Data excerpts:
◆ ◆ ◆ ◆ ◆

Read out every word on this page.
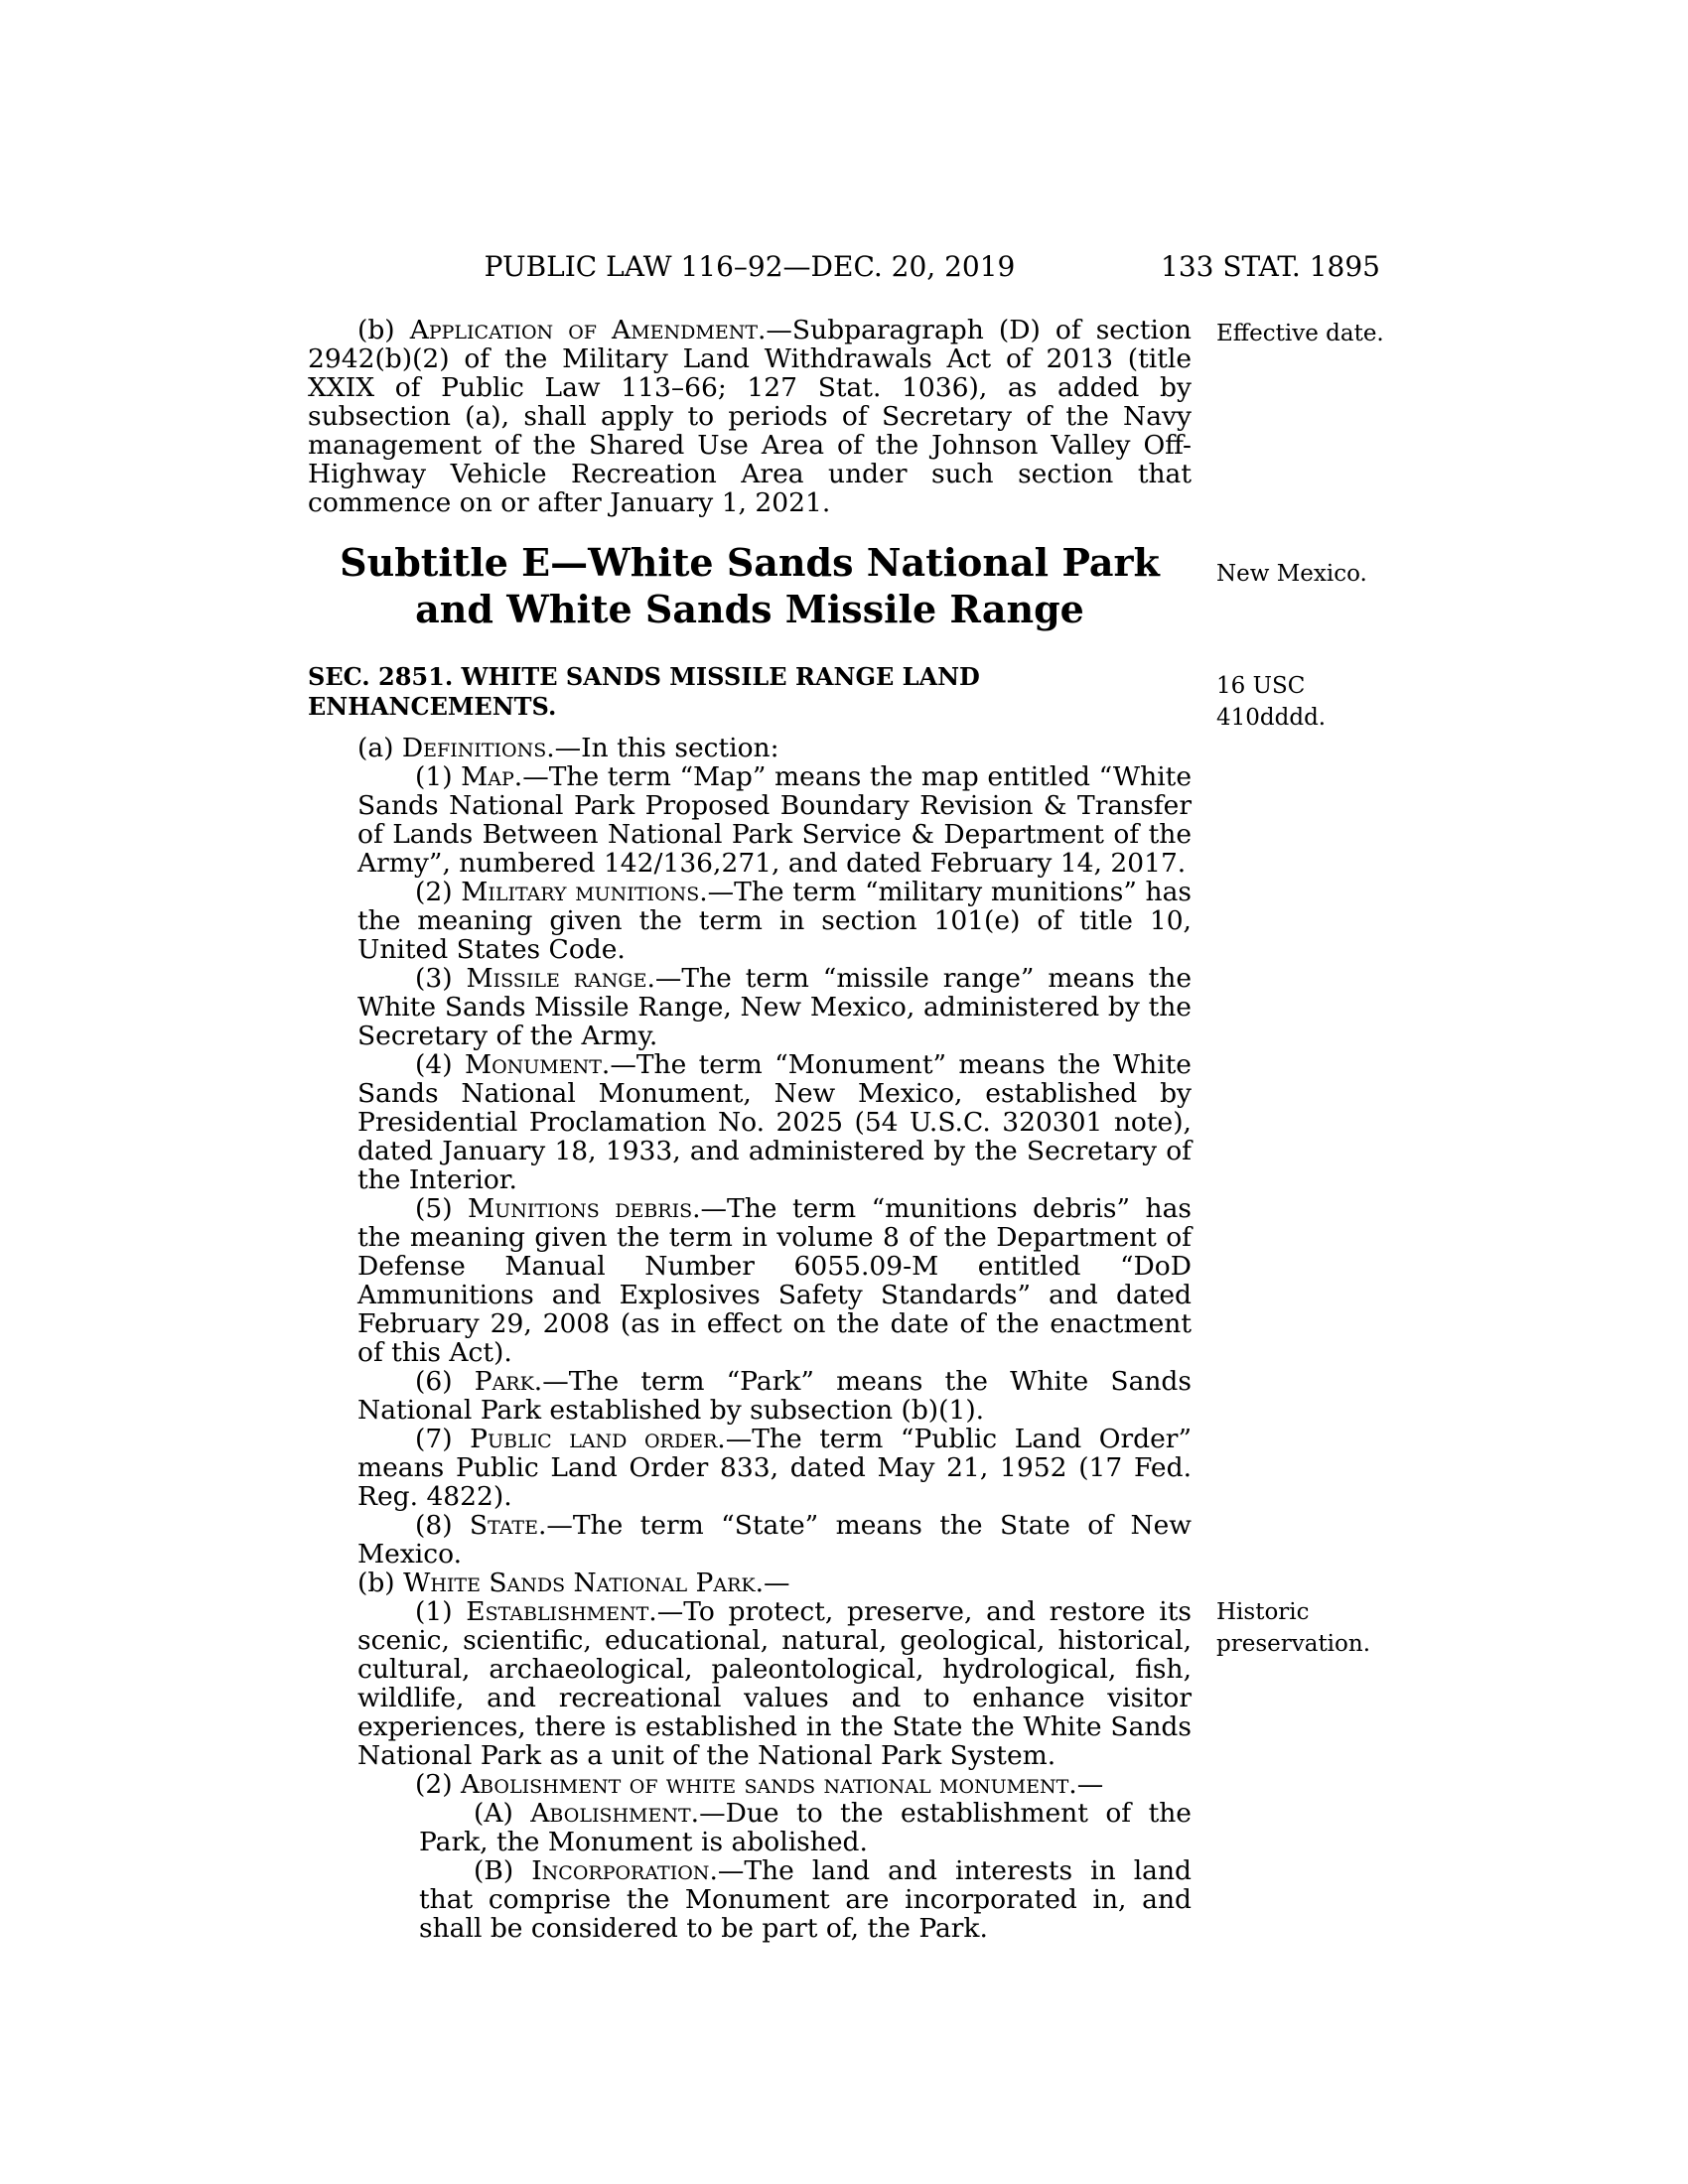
PUBLIC LAW 116–92—DEC. 20, 2019	133 STAT. 1895
Effective date.
New Mexico.
16 USC 410dddd.
Historic preservation.

(b) Application of Amendment.—Subparagraph (D) of section 2942(b)(2) of the Military Land Withdrawals Act of 2013 (title XXIX of Public Law 113–66; 127 Stat. 1036), as added by subsection (a), shall apply to periods of Secretary of the Navy management of the Shared Use Area of the Johnson Valley Off-Highway Vehicle Recreation Area under such section that commence on or after January 1, 2021.

Subtitle E—White Sands National Park
and White Sands Missile Range

SEC. 2851. WHITE SANDS MISSILE RANGE LAND ENHANCEMENTS.

(a) Definitions.—In this section:

(1) Map.—The term “Map” means the map entitled “White Sands National Park Proposed Boundary Revision & Transfer of Lands Between National Park Service & Department of the Army”, numbered 142/136,271, and dated February 14, 2017.

(2) Military munitions.—The term “military munitions” has the meaning given the term in section 101(e) of title 10, United States Code.

(3) Missile range.—The term “missile range” means the White Sands Missile Range, New Mexico, administered by the Secretary of the Army.

(4) Monument.—The term “Monument” means the White Sands National Monument, New Mexico, established by Presidential Proclamation No. 2025 (54 U.S.C. 320301 note), dated January 18, 1933, and administered by the Secretary of the Interior.

(5) Munitions debris.—The term “munitions debris” has the meaning given the term in volume 8 of the Department of Defense Manual Number 6055.09-M entitled “DoD Ammunitions and Explosives Safety Standards” and dated February 29, 2008 (as in effect on the date of the enactment of this Act).

(6) Park.—The term “Park” means the White Sands National Park established by subsection (b)(1).

(7) Public land order.—The term “Public Land Order” means Public Land Order 833, dated May 21, 1952 (17 Fed. Reg. 4822).

(8) State.—The term “State” means the State of New Mexico.

(b) White Sands National Park.—

(1) Establishment.—To protect, preserve, and restore its scenic, scientific, educational, natural, geological, historical, cultural, archaeological, paleontological, hydrological, fish, wildlife, and recreational values and to enhance visitor experiences, there is established in the State the White Sands National Park as a unit of the National Park System.

(2) Abolishment of white sands national monument.—

(A) Abolishment.—Due to the establishment of the Park, the Monument is abolished.

(B) Incorporation.—The land and interests in land that comprise the Monument are incorporated in, and shall be considered to be part of, the Park.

◆ ◆ ◆ ◆ ◆

◆ **WHAT IS NEEDED**
Transcribe the listing above verbatim. Omit the pictures.

◆ **CORRECT RESPONSE**
Read out every word on this page.
PUBLIC LAW 116–92—DEC. 20, 2019	133 STAT. 1895
Effective date.
New Mexico.
16 USC 410dddd.
Historic preservation.

(b) Application of Amendment.—Subparagraph (D) of section 2942(b)(2) of the Military Land Withdrawals Act of 2013 (title XXIX of Public Law 113–66; 127 Stat. 1036), as added by subsection (a), shall apply to periods of Secretary of the Navy management of the Shared Use Area of the Johnson Valley Off-Highway Vehicle Recreation Area under such section that commence on or after January 1, 2021.

Subtitle E—White Sands National Park
and White Sands Missile Range

SEC. 2851. WHITE SANDS MISSILE RANGE LAND ENHANCEMENTS.

(a) Definitions.—In this section:

(1) Map.—The term “Map” means the map entitled “White Sands National Park Proposed Boundary Revision & Transfer of Lands Between National Park Service & Department of the Army”, numbered 142/136,271, and dated February 14, 2017.

(2) Military munitions.—The term “military munitions” has the meaning given the term in section 101(e) of title 10, United States Code.

(3) Missile range.—The term “missile range” means the White Sands Missile Range, New Mexico, administered by the Secretary of the Army.

(4) Monument.—The term “Monument” means the White Sands National Monument, New Mexico, established by Presidential Proclamation No. 2025 (54 U.S.C. 320301 note), dated January 18, 1933, and administered by the Secretary of the Interior.

(5) Munitions debris.—The term “munitions debris” has the meaning given the term in volume 8 of the Department of Defense Manual Number 6055.09-M entitled “DoD Ammunitions and Explosives Safety Standards” and dated February 29, 2008 (as in effect on the date of the enactment of this Act).

(6) Park.—The term “Park” means the White Sands National Park established by subsection (b)(1).

(7) Public land order.—The term “Public Land Order” means Public Land Order 833, dated May 21, 1952 (17 Fed. Reg. 4822).

(8) State.—The term “State” means the State of New Mexico.

(b) White Sands National Park.—

(1) Establishment.—To protect, preserve, and restore its scenic, scientific, educational, natural, geological, historical, cultural, archaeological, paleontological, hydrological, fish, wildlife, and recreational values and to enhance visitor experiences, there is established in the State the White Sands National Park as a unit of the National Park System.

(2) Abolishment of white sands national monument.—

(A) Abolishment.—Due to the establishment of the Park, the Monument is abolished.

(B) Incorporation.—The land and interests in land that comprise the Monument are incorporated in, and shall be considered to be part of, the Park.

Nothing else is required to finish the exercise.